[Start SUPPLIED DATA]

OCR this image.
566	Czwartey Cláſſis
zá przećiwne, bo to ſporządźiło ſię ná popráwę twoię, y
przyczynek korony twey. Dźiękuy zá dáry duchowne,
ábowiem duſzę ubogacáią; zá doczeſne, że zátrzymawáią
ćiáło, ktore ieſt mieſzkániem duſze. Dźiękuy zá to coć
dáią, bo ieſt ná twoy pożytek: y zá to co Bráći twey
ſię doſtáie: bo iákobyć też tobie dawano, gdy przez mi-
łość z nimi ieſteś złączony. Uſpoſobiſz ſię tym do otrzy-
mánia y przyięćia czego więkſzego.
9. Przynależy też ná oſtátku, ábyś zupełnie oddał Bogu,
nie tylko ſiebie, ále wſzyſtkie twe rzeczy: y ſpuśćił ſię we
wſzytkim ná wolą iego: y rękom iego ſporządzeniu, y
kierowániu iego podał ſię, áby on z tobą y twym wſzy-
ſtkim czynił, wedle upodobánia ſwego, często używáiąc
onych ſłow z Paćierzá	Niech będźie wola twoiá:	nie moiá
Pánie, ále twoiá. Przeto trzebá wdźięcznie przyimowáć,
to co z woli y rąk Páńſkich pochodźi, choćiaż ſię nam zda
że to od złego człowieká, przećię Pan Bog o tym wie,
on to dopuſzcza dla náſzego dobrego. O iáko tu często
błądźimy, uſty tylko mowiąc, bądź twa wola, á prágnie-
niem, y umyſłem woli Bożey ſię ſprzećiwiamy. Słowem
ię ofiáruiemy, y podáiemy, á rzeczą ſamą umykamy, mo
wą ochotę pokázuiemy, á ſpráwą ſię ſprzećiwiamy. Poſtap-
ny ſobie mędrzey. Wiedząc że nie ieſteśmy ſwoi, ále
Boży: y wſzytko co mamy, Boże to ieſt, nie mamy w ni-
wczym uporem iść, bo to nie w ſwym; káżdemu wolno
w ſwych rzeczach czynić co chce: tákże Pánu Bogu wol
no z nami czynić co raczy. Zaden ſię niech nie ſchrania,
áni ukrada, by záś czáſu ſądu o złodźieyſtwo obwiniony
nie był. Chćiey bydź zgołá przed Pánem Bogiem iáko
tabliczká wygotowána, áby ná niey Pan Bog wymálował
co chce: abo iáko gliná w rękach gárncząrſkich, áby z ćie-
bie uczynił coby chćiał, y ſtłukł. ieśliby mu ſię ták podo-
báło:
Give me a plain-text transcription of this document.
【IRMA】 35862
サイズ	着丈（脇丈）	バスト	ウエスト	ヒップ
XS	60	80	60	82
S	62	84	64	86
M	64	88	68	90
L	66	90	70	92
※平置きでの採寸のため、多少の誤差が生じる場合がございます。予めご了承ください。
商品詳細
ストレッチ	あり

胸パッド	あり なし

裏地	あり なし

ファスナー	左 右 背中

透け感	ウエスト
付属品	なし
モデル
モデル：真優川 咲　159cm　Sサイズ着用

[End SUPPLIED DATA]

• [PROBLEM REQUIREMENTS]: Transcribe, word for word, every line from the one containing "Give me a plain-text" through the final line of the entries, and nothing else.

• [OUTPUT BELOW]:
Give me a plain-text transcription of this document.
【IRMA】 35862
サイズ	着丈（脇丈）	バスト	ウエスト	ヒップ
XS	60	80	60	82
S	62	84	64	86
M	64	88	68	90
L	66	90	70	92
※平置きでの採寸のため、多少の誤差が生じる場合がございます。予めご了承ください。
商品詳細
ストレッチ	あり

胸パッド	あり なし

裏地	あり なし

ファスナー	左 右 背中

透け感	ウエスト
付属品	なし
モデル
モデル：真優川 咲　159cm　Sサイズ着用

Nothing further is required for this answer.